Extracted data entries
_____

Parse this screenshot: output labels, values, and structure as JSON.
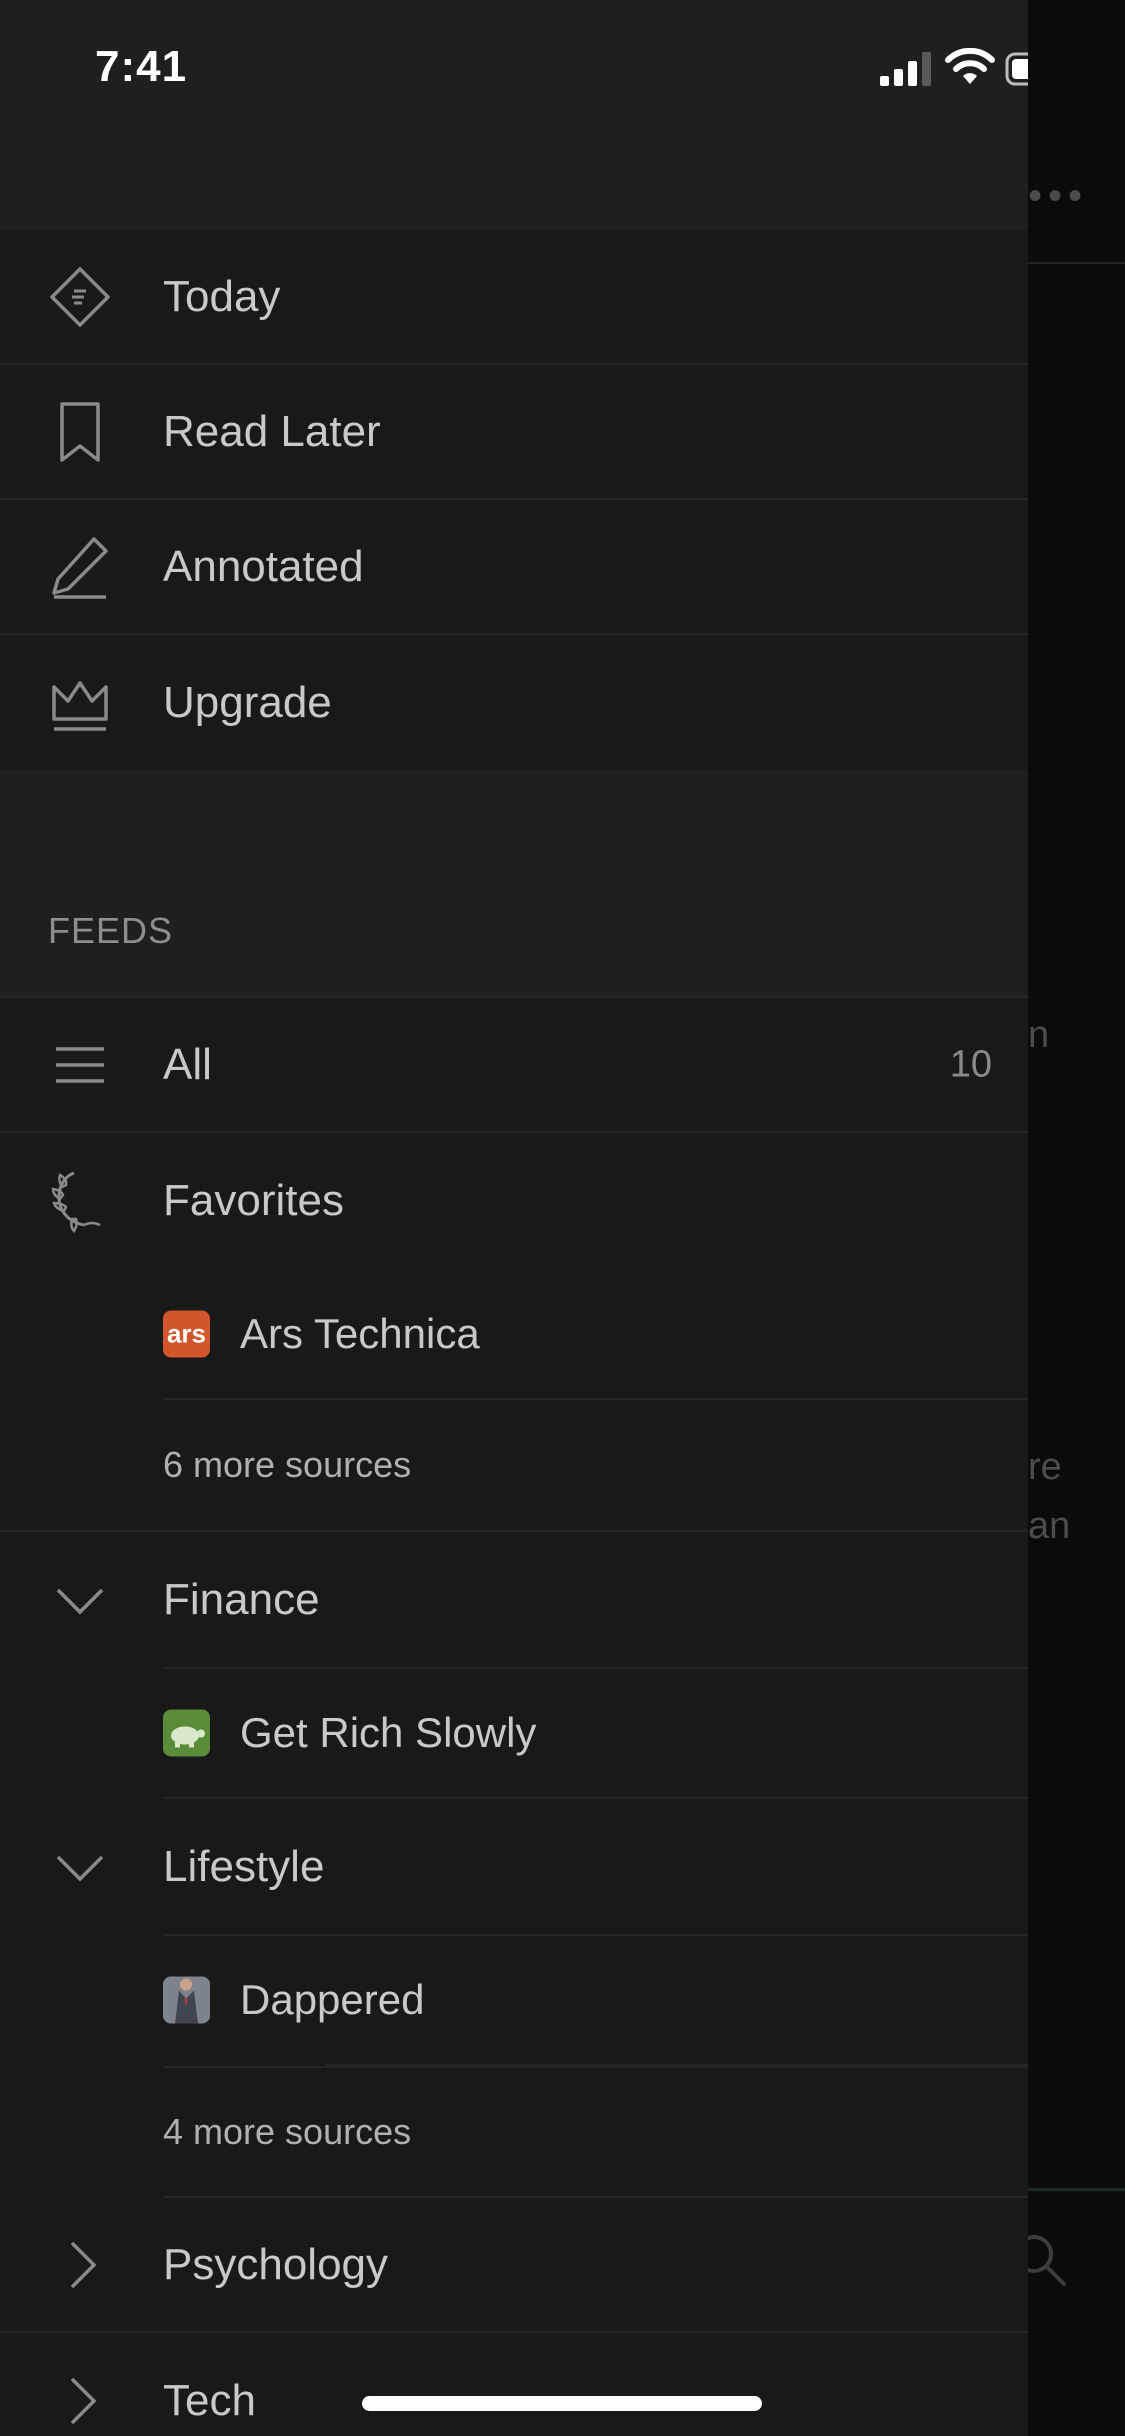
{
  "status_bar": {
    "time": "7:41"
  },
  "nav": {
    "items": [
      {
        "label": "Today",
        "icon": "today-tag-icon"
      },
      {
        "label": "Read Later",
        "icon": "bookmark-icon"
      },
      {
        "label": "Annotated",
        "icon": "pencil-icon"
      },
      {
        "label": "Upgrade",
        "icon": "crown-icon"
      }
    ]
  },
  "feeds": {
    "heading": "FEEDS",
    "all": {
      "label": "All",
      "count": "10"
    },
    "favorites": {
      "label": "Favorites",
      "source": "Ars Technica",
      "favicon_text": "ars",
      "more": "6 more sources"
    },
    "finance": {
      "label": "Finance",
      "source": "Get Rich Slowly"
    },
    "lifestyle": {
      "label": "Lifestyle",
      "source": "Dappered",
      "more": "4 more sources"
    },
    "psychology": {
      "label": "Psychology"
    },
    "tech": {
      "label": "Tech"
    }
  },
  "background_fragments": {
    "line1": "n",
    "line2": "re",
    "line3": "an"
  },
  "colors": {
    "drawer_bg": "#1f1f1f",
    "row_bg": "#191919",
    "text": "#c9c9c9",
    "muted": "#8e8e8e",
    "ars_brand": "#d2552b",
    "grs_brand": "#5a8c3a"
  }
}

_____

WRITTEN EXERCISE:
Copy each line above that contains the word "sources".

RESULT FOR THIS TASK:
      "more": "6 more sources"
      "more": "4 more sources"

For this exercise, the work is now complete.